Required work
Without including any pictures, write out the listing below exactly.

┌──

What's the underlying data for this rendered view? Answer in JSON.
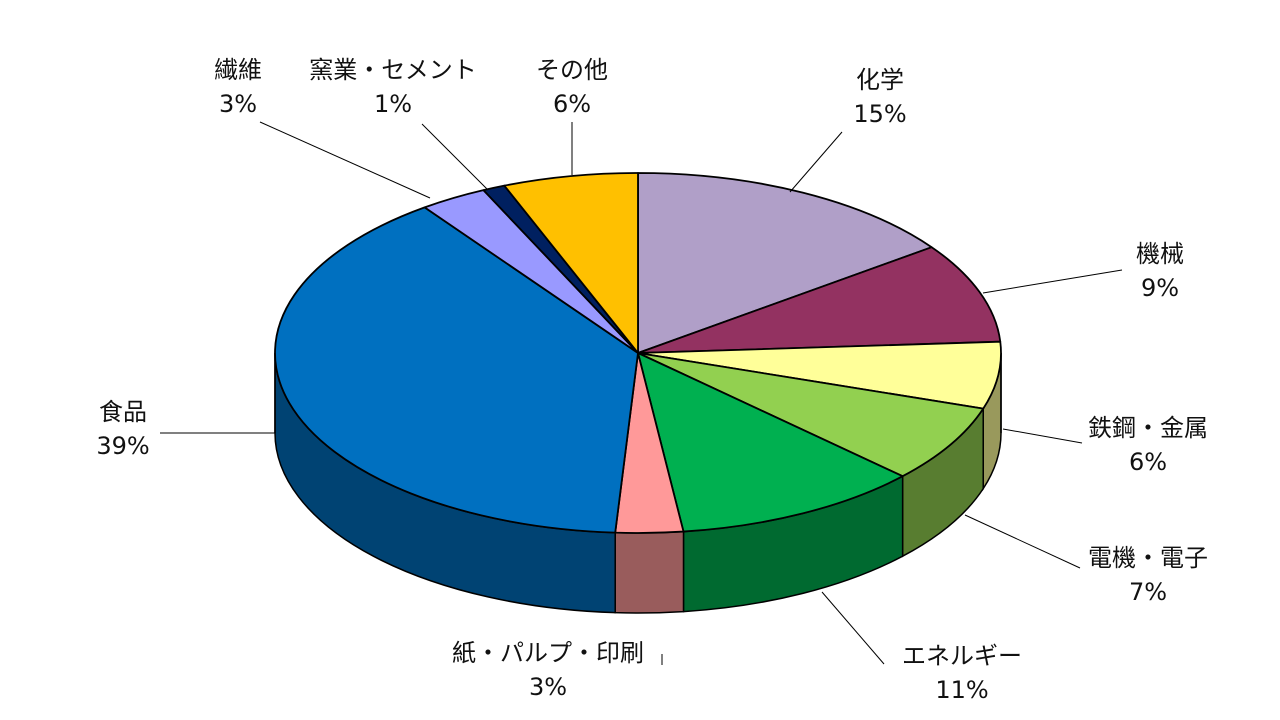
{
  "chart_data": {
    "type": "pie",
    "style": "3d-tilted",
    "start": "12 o'clock",
    "direction": "clockwise",
    "labels": [
      "化学",
      "機械",
      "鉄鋼・金属",
      "電機・電子",
      "エネルギー",
      "紙・パルプ・印刷",
      "食品",
      "繊維",
      "窯業・セメント",
      "その他"
    ],
    "values": [
      15,
      9,
      6,
      7,
      11,
      3,
      39,
      3,
      1,
      6
    ],
    "value_labels": [
      "15%",
      "9%",
      "6%",
      "7%",
      "11%",
      "3%",
      "39%",
      "3%",
      "1%",
      "6%"
    ],
    "colors": [
      "#B09FC8",
      "#933261",
      "#FFFF99",
      "#92D050",
      "#00B050",
      "#FF9999",
      "#0070C0",
      "#9999FF",
      "#002060",
      "#FFC000"
    ],
    "legend": "none"
  }
}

└──

Answer
What's the underlying data for this rendered view? Answer in JSON.
{
  "chart_data": {
    "type": "pie",
    "style": "3d-tilted",
    "start": "12 o'clock",
    "direction": "clockwise",
    "labels": [
      "化学",
      "機械",
      "鉄鋼・金属",
      "電機・電子",
      "エネルギー",
      "紙・パルプ・印刷",
      "食品",
      "繊維",
      "窯業・セメント",
      "その他"
    ],
    "values": [
      15,
      9,
      6,
      7,
      11,
      3,
      39,
      3,
      1,
      6
    ],
    "value_labels": [
      "15%",
      "9%",
      "6%",
      "7%",
      "11%",
      "3%",
      "39%",
      "3%",
      "1%",
      "6%"
    ],
    "colors": [
      "#B09FC8",
      "#933261",
      "#FFFF99",
      "#92D050",
      "#00B050",
      "#FF9999",
      "#0070C0",
      "#9999FF",
      "#002060",
      "#FFC000"
    ],
    "legend": "none"
  }
}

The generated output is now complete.